## Stated problem
Without altering anything, repeat each of the records.

## Source data
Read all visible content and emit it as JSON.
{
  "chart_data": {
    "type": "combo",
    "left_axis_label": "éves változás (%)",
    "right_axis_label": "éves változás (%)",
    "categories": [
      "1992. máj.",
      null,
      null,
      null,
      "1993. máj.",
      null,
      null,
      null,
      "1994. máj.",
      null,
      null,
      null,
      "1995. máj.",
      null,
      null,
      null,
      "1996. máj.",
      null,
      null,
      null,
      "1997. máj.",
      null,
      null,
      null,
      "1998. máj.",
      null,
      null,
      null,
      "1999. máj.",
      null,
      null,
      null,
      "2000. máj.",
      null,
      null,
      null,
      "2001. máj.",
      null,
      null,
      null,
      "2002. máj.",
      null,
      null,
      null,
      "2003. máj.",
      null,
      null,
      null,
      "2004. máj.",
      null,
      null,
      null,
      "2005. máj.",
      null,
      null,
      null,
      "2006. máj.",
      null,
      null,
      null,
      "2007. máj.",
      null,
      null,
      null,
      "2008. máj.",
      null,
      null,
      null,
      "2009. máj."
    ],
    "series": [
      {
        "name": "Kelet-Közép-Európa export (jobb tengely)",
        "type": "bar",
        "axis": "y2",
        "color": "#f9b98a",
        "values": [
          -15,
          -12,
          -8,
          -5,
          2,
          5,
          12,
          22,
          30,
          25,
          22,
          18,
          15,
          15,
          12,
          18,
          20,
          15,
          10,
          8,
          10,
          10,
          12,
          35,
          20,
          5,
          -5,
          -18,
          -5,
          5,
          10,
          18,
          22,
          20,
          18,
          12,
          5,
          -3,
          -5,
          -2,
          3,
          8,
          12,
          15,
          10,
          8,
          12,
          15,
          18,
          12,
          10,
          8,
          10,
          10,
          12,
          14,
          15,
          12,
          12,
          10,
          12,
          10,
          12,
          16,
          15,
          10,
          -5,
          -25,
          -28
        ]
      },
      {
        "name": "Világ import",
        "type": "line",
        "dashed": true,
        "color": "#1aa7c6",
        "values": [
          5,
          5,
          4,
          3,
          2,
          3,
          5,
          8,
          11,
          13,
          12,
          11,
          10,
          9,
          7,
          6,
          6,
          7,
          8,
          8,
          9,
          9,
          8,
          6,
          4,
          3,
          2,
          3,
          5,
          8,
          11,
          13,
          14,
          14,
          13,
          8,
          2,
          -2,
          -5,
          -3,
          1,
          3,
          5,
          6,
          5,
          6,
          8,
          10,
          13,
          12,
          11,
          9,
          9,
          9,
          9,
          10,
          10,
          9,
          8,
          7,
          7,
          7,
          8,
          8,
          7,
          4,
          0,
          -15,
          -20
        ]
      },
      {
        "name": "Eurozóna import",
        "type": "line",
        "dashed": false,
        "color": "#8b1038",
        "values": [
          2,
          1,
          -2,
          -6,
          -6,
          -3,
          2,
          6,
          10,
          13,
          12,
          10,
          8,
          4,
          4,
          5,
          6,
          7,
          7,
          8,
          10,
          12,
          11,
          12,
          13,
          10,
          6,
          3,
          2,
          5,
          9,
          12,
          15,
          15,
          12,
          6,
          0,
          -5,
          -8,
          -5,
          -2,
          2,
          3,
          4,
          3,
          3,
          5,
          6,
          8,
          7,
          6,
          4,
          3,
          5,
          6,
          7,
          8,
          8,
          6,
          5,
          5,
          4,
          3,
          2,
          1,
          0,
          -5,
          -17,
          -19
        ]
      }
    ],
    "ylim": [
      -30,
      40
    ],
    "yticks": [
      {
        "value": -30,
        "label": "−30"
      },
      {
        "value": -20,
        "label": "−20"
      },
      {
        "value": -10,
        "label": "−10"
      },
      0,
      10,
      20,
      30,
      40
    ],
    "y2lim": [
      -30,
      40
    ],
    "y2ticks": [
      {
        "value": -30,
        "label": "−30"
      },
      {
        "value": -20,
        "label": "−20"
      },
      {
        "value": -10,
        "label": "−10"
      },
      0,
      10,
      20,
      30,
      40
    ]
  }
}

## Answer to the exercise
Read all visible content and emit it as JSON.
{
  "chart_data": {
    "type": "combo",
    "left_axis_label": "éves változás (%)",
    "right_axis_label": "éves változás (%)",
    "categories": [
      "1992. máj.",
      null,
      null,
      null,
      "1993. máj.",
      null,
      null,
      null,
      "1994. máj.",
      null,
      null,
      null,
      "1995. máj.",
      null,
      null,
      null,
      "1996. máj.",
      null,
      null,
      null,
      "1997. máj.",
      null,
      null,
      null,
      "1998. máj.",
      null,
      null,
      null,
      "1999. máj.",
      null,
      null,
      null,
      "2000. máj.",
      null,
      null,
      null,
      "2001. máj.",
      null,
      null,
      null,
      "2002. máj.",
      null,
      null,
      null,
      "2003. máj.",
      null,
      null,
      null,
      "2004. máj.",
      null,
      null,
      null,
      "2005. máj.",
      null,
      null,
      null,
      "2006. máj.",
      null,
      null,
      null,
      "2007. máj.",
      null,
      null,
      null,
      "2008. máj.",
      null,
      null,
      null,
      "2009. máj."
    ],
    "series": [
      {
        "name": "Kelet-Közép-Európa export (jobb tengely)",
        "type": "bar",
        "axis": "y2",
        "color": "#f9b98a",
        "values": [
          -15,
          -12,
          -8,
          -5,
          2,
          5,
          12,
          22,
          30,
          25,
          22,
          18,
          15,
          15,
          12,
          18,
          20,
          15,
          10,
          8,
          10,
          10,
          12,
          35,
          20,
          5,
          -5,
          -18,
          -5,
          5,
          10,
          18,
          22,
          20,
          18,
          12,
          5,
          -3,
          -5,
          -2,
          3,
          8,
          12,
          15,
          10,
          8,
          12,
          15,
          18,
          12,
          10,
          8,
          10,
          10,
          12,
          14,
          15,
          12,
          12,
          10,
          12,
          10,
          12,
          16,
          15,
          10,
          -5,
          -25,
          -28
        ]
      },
      {
        "name": "Világ import",
        "type": "line",
        "dashed": true,
        "color": "#1aa7c6",
        "values": [
          5,
          5,
          4,
          3,
          2,
          3,
          5,
          8,
          11,
          13,
          12,
          11,
          10,
          9,
          7,
          6,
          6,
          7,
          8,
          8,
          9,
          9,
          8,
          6,
          4,
          3,
          2,
          3,
          5,
          8,
          11,
          13,
          14,
          14,
          13,
          8,
          2,
          -2,
          -5,
          -3,
          1,
          3,
          5,
          6,
          5,
          6,
          8,
          10,
          13,
          12,
          11,
          9,
          9,
          9,
          9,
          10,
          10,
          9,
          8,
          7,
          7,
          7,
          8,
          8,
          7,
          4,
          0,
          -15,
          -20
        ]
      },
      {
        "name": "Eurozóna import",
        "type": "line",
        "dashed": false,
        "color": "#8b1038",
        "values": [
          2,
          1,
          -2,
          -6,
          -6,
          -3,
          2,
          6,
          10,
          13,
          12,
          10,
          8,
          4,
          4,
          5,
          6,
          7,
          7,
          8,
          10,
          12,
          11,
          12,
          13,
          10,
          6,
          3,
          2,
          5,
          9,
          12,
          15,
          15,
          12,
          6,
          0,
          -5,
          -8,
          -5,
          -2,
          2,
          3,
          4,
          3,
          3,
          5,
          6,
          8,
          7,
          6,
          4,
          3,
          5,
          6,
          7,
          8,
          8,
          6,
          5,
          5,
          4,
          3,
          2,
          1,
          0,
          -5,
          -17,
          -19
        ]
      }
    ],
    "ylim": [
      -30,
      40
    ],
    "yticks": [
      {
        "value": -30,
        "label": "−30"
      },
      {
        "value": -20,
        "label": "−20"
      },
      {
        "value": -10,
        "label": "−10"
      },
      0,
      10,
      20,
      30,
      40
    ],
    "y2lim": [
      -30,
      40
    ],
    "y2ticks": [
      {
        "value": -30,
        "label": "−30"
      },
      {
        "value": -20,
        "label": "−20"
      },
      {
        "value": -10,
        "label": "−10"
      },
      0,
      10,
      20,
      30,
      40
    ]
  }
}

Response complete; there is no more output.